> [What you need to do]
Sort through the entries below and pull out lines containing the word "color".

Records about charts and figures

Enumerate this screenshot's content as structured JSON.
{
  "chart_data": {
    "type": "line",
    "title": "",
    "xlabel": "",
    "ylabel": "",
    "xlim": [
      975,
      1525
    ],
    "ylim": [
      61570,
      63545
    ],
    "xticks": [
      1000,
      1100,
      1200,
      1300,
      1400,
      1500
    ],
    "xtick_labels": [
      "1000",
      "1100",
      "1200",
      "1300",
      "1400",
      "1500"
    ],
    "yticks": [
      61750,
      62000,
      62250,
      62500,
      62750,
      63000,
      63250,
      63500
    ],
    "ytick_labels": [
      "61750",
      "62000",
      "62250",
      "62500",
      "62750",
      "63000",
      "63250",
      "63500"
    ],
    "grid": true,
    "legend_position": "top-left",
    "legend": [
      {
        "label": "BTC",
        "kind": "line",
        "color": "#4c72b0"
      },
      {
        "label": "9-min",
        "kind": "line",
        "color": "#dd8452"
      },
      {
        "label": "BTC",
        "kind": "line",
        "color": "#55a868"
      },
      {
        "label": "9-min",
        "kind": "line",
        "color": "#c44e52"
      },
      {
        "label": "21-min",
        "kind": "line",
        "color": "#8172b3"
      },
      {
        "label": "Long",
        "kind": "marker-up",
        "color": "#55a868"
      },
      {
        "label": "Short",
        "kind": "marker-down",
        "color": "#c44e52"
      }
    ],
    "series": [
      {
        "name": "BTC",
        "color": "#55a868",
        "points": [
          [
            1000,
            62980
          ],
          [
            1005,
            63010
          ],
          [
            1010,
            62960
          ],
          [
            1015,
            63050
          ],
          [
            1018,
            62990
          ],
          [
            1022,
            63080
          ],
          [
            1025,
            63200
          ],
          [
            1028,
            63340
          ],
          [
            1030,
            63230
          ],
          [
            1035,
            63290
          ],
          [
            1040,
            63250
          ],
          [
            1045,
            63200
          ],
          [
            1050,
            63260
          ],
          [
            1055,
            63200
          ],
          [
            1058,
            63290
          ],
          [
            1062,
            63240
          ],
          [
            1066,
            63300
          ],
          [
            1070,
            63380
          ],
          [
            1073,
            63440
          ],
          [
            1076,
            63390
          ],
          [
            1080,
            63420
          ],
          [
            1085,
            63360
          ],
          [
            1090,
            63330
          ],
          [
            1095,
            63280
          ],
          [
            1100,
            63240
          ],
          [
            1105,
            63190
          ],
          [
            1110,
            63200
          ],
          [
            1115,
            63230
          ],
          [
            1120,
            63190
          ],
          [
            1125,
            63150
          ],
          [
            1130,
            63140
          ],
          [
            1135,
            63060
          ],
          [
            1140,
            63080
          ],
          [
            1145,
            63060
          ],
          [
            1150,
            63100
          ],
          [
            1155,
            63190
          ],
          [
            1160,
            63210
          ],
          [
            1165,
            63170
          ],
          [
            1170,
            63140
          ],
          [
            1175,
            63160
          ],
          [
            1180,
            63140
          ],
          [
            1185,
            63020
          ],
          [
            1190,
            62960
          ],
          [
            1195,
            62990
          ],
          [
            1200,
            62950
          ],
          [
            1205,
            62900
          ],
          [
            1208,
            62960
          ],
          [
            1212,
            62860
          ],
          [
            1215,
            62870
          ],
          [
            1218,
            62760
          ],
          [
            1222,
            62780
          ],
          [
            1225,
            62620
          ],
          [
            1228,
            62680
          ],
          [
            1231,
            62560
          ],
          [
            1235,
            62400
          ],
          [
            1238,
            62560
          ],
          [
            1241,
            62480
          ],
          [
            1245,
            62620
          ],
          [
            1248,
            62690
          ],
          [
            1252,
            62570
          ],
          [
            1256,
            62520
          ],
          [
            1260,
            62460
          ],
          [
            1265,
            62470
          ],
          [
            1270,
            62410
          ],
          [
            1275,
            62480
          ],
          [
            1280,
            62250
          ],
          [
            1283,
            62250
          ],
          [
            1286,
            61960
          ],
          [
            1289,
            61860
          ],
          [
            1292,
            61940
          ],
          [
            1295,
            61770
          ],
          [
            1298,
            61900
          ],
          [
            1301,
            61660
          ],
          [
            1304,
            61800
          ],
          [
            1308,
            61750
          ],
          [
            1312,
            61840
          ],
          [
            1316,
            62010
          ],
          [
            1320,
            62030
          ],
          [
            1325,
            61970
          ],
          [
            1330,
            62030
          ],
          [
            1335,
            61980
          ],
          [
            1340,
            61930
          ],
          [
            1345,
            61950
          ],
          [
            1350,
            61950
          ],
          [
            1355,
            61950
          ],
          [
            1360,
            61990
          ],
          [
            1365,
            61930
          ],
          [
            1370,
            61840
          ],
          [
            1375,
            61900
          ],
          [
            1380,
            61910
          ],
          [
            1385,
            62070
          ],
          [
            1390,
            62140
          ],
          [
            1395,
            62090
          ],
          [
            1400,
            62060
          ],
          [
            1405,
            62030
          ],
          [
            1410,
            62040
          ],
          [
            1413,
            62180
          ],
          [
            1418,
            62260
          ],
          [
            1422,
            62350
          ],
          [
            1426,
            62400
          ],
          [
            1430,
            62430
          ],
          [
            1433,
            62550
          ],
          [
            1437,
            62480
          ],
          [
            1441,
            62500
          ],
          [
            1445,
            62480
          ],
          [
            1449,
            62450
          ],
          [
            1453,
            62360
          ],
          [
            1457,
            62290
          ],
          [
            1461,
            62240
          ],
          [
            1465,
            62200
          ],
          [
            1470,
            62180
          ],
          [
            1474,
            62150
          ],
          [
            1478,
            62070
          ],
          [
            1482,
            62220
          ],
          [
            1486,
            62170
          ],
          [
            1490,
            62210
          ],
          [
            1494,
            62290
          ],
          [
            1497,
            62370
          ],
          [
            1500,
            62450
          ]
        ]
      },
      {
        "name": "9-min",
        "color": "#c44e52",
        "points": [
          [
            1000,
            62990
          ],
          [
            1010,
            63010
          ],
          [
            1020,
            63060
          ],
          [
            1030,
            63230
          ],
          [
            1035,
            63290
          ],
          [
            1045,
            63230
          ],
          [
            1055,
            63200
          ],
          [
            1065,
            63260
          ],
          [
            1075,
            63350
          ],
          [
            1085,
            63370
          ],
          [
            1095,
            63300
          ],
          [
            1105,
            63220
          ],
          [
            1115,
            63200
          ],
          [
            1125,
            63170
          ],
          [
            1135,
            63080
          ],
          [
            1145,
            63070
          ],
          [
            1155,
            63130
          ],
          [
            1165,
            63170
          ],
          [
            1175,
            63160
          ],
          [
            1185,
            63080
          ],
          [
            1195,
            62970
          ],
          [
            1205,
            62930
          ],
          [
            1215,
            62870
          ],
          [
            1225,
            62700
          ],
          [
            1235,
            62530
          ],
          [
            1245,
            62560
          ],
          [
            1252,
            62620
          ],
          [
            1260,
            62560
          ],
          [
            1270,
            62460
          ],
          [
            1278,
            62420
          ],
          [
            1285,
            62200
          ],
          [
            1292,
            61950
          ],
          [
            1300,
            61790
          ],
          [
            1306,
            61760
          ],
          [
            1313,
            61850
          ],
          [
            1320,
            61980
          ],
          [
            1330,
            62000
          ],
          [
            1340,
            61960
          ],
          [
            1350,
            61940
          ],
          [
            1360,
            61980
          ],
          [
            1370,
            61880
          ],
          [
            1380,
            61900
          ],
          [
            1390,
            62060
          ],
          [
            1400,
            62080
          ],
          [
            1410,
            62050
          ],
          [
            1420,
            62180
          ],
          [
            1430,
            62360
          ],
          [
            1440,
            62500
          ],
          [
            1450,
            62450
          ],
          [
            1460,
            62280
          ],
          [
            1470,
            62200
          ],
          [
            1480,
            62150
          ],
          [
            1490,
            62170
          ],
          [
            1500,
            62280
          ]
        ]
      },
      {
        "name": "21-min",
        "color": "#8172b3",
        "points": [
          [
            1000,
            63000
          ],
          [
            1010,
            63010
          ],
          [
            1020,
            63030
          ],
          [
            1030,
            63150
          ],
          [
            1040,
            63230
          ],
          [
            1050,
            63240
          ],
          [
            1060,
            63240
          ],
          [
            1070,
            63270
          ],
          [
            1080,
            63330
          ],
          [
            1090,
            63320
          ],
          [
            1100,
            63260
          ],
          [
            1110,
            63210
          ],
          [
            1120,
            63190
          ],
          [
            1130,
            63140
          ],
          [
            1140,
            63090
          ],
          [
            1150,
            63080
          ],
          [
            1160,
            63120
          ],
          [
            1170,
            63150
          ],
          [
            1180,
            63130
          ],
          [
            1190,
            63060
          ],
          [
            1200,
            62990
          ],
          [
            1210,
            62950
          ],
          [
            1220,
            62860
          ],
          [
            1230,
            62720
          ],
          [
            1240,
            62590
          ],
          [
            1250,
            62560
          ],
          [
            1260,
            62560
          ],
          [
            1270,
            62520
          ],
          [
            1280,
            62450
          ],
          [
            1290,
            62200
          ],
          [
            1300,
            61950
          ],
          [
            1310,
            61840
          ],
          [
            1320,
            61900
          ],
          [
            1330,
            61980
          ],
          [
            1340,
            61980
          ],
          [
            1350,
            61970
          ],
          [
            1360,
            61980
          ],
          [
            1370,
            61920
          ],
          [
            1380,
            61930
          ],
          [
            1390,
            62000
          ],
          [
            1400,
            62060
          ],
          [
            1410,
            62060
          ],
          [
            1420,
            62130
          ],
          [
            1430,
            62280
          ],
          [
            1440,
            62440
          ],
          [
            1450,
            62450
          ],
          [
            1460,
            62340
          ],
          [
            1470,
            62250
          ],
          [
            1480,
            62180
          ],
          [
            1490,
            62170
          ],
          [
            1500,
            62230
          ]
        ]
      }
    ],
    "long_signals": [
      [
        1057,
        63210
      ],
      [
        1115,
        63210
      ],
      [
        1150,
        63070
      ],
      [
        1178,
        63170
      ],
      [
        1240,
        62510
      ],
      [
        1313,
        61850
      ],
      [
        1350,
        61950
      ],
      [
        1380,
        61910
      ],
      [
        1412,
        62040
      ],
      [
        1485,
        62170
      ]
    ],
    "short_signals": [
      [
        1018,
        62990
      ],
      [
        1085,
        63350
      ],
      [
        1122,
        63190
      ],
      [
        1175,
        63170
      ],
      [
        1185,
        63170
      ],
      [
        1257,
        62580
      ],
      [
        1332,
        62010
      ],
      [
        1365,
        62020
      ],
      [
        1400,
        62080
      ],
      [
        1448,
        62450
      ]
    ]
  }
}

> [Finished exercise]
        "color": "#4c72b0"
        "color": "#dd8452"
        "color": "#55a868"
        "color": "#c44e52"
        "color": "#8172b3"
        "color": "#55a868"
        "color": "#c44e52"
        "color": "#55a868",
        "color": "#c44e52",
        "color": "#8172b3",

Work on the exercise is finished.